--- START ---
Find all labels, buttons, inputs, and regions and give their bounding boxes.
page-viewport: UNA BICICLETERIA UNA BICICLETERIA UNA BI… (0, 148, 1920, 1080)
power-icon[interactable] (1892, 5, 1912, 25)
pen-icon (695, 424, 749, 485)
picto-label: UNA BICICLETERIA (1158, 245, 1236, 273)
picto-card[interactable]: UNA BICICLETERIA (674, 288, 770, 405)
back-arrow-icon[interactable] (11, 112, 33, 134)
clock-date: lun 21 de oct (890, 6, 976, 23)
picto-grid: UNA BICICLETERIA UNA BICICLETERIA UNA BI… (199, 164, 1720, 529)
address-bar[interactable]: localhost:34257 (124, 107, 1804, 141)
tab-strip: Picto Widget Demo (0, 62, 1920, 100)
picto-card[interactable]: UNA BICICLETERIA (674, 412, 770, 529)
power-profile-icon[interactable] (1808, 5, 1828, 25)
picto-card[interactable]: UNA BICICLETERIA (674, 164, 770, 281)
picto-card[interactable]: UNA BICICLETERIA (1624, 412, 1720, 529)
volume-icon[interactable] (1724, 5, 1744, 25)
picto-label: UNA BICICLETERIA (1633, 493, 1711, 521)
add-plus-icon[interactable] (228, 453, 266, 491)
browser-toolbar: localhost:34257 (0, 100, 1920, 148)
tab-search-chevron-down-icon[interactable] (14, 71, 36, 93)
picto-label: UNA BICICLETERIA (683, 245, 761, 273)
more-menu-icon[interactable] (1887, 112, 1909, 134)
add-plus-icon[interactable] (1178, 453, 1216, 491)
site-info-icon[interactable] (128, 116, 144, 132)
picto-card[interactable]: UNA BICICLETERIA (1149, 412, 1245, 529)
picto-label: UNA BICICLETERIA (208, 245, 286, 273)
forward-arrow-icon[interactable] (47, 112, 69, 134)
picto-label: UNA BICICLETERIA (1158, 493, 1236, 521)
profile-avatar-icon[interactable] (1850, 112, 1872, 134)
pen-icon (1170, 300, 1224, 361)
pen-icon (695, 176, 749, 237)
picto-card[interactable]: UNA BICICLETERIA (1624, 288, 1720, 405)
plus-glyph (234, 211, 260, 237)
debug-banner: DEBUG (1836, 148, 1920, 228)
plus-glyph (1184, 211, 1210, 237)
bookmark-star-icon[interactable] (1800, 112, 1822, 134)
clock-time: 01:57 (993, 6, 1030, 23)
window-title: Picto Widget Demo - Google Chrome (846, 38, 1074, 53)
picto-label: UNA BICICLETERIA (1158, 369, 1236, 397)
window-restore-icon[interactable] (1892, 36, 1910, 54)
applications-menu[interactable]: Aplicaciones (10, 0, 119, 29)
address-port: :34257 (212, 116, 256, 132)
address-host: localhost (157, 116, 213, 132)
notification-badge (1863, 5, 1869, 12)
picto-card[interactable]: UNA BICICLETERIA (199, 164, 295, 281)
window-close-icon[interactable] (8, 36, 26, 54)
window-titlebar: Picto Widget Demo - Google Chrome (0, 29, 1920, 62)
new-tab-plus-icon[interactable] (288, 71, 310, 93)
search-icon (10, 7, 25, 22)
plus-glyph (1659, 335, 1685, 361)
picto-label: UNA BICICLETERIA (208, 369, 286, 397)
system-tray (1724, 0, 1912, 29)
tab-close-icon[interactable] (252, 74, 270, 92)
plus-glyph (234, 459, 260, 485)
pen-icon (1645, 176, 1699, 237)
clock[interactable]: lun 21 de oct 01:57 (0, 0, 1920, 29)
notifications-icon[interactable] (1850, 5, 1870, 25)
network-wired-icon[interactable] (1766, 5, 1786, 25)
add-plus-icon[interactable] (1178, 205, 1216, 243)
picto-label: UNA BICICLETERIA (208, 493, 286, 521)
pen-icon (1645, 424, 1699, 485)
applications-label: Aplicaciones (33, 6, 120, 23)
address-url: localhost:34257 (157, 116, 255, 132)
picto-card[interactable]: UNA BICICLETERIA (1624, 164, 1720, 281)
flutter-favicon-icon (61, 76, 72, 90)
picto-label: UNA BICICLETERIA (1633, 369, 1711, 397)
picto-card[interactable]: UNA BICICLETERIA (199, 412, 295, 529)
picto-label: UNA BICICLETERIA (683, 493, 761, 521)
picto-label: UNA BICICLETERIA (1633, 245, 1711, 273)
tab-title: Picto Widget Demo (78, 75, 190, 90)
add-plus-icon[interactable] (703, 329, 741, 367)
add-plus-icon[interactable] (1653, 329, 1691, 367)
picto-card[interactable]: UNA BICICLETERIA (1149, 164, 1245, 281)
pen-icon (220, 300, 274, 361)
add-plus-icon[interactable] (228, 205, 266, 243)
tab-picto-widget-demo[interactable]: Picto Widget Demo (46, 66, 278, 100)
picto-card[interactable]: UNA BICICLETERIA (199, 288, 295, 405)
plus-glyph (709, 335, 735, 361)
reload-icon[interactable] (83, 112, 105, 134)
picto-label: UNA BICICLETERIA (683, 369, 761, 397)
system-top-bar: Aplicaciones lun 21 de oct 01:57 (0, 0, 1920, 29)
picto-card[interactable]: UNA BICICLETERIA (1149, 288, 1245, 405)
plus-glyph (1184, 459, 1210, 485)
--- END ---
Given task – Render every one of the lines above as a Markdown table with two columns, Row and Line. Number the rows in order and skip any blank lines.

Final result –
| Row | Line |
|---|---|
| 1 | Find all labels, buttons, inputs, and regions and give their bounding boxes. |
| 2 | page-viewport: UNA BICICLETERIA UNA BICICLETERIA UNA BI… (0, 148, 1920, 1080) |
| 3 | power-icon[interactable] (1892, 5, 1912, 25) |
| 4 | pen-icon (695, 424, 749, 485) |
| 5 | picto-label: UNA BICICLETERIA (1158, 245, 1236, 273) |
| 6 | picto-card[interactable]: UNA BICICLETERIA (674, 288, 770, 405) |
| 7 | back-arrow-icon[interactable] (11, 112, 33, 134) |
| 8 | clock-date: lun 21 de oct (890, 6, 976, 23) |
| 9 | picto-grid: UNA BICICLETERIA UNA BICICLETERIA UNA BI… (199, 164, 1720, 529) |
| 10 | address-bar[interactable]: localhost:34257 (124, 107, 1804, 141) |
| 11 | tab-strip: Picto Widget Demo (0, 62, 1920, 100) |
| 12 | picto-card[interactable]: UNA BICICLETERIA (674, 412, 770, 529) |
| 13 | power-profile-icon[interactable] (1808, 5, 1828, 25) |
| 14 | picto-card[interactable]: UNA BICICLETERIA (674, 164, 770, 281) |
| 15 | picto-card[interactable]: UNA BICICLETERIA (1624, 412, 1720, 529) |
| 16 | volume-icon[interactable] (1724, 5, 1744, 25) |
| 17 | picto-label: UNA BICICLETERIA (1633, 493, 1711, 521) |
| 18 | add-plus-icon[interactable] (228, 453, 266, 491) |
| 19 | browser-toolbar: localhost:34257 (0, 100, 1920, 148) |
| 20 | tab-search-chevron-down-icon[interactable] (14, 71, 36, 93) |
| 21 | picto-label: UNA BICICLETERIA (683, 245, 761, 273) |
| 22 | more-menu-icon[interactable] (1887, 112, 1909, 134) |
| 23 | add-plus-icon[interactable] (1178, 453, 1216, 491) |
| 24 | site-info-icon[interactable] (128, 116, 144, 132) |
| 25 | picto-card[interactable]: UNA BICICLETERIA (1149, 412, 1245, 529) |
| 26 | picto-label: UNA BICICLETERIA (208, 245, 286, 273) |
| 27 | forward-arrow-icon[interactable] (47, 112, 69, 134) |
| 28 | picto-label: UNA BICICLETERIA (1158, 493, 1236, 521) |
| 29 | profile-avatar-icon[interactable] (1850, 112, 1872, 134) |
| 30 | pen-icon (1170, 300, 1224, 361) |
| 31 | pen-icon (695, 176, 749, 237) |
| 32 | picto-card[interactable]: UNA BICICLETERIA (1624, 288, 1720, 405) |
| 33 | plus-glyph (234, 211, 260, 237) |
| 34 | debug-banner: DEBUG (1836, 148, 1920, 228) |
| 35 | plus-glyph (1184, 211, 1210, 237) |
| 36 | bookmark-star-icon[interactable] (1800, 112, 1822, 134) |
| 37 | clock-time: 01:57 (993, 6, 1030, 23) |
| 38 | window-title: Picto Widget Demo - Google Chrome (846, 38, 1074, 53) |
| 39 | picto-label: UNA BICICLETERIA (1158, 369, 1236, 397) |
| 40 | window-restore-icon[interactable] (1892, 36, 1910, 54) |
| 41 | applications-menu[interactable]: Aplicaciones (10, 0, 119, 29) |
| 42 | address-port: :34257 (212, 116, 256, 132) |
| 43 | address-host: localhost (157, 116, 213, 132) |
| 44 | notification-badge (1863, 5, 1869, 12) |
| 45 | picto-card[interactable]: UNA BICICLETERIA (199, 164, 295, 281) |
| 46 | window-close-icon[interactable] (8, 36, 26, 54) |
| 47 | window-titlebar: Picto Widget Demo - Google Chrome (0, 29, 1920, 62) |
| 48 | new-tab-plus-icon[interactable] (288, 71, 310, 93) |
| 49 | search-icon (10, 7, 25, 22) |
| 50 | plus-glyph (1659, 335, 1685, 361) |
| 51 | picto-label: UNA BICICLETERIA (208, 369, 286, 397) |
| 52 | system-tray (1724, 0, 1912, 29) |
| 53 | tab-close-icon[interactable] (252, 74, 270, 92) |
| 54 | plus-glyph (234, 459, 260, 485) |
| 55 | pen-icon (1645, 176, 1699, 237) |
| 56 | clock[interactable]: lun 21 de oct 01:57 (0, 0, 1920, 29) |
| 57 | notifications-icon[interactable] (1850, 5, 1870, 25) |
| 58 | network-wired-icon[interactable] (1766, 5, 1786, 25) |
| 59 | add-plus-icon[interactable] (1178, 205, 1216, 243) |
| 60 | picto-label: UNA BICICLETERIA (208, 493, 286, 521) |
| 61 | pen-icon (1645, 424, 1699, 485) |
| 62 | applications-label: Aplicaciones (33, 6, 120, 23) |
| 63 | address-url: localhost:34257 (157, 116, 255, 132) |
| 64 | picto-card[interactable]: UNA BICICLETERIA (1624, 164, 1720, 281) |
| 65 | flutter-favicon-icon (61, 76, 72, 90) |
| 66 | picto-label: UNA BICICLETERIA (1633, 369, 1711, 397) |
| 67 | picto-card[interactable]: UNA BICICLETERIA (199, 412, 295, 529) |
| 68 | picto-label: UNA BICICLETERIA (683, 493, 761, 521) |
| 69 | picto-label: UNA BICICLETERIA (1633, 245, 1711, 273) |
| 70 | tab-title: Picto Widget Demo (78, 75, 190, 90) |
| 71 | add-plus-icon[interactable] (703, 329, 741, 367) |
| 72 | add-plus-icon[interactable] (1653, 329, 1691, 367) |
| 73 | picto-card[interactable]: UNA BICICLETERIA (1149, 164, 1245, 281) |
| 74 | pen-icon (220, 300, 274, 361) |
| 75 | add-plus-icon[interactable] (228, 205, 266, 243) |
| 76 | tab-picto-widget-demo[interactable]: Picto Widget Demo (46, 66, 278, 100) |
| 77 | picto-card[interactable]: UNA BICICLETERIA (199, 288, 295, 405) |
| 78 | plus-glyph (709, 335, 735, 361) |
| 79 | reload-icon[interactable] (83, 112, 105, 134) |
| 80 | picto-label: UNA BICICLETERIA (683, 369, 761, 397) |
| 81 | system-top-bar: Aplicaciones lun 21 de oct 01:57 (0, 0, 1920, 29) |
| 82 | picto-card[interactable]: UNA BICICLETERIA (1149, 288, 1245, 405) |
| 83 | plus-glyph (1184, 459, 1210, 485) |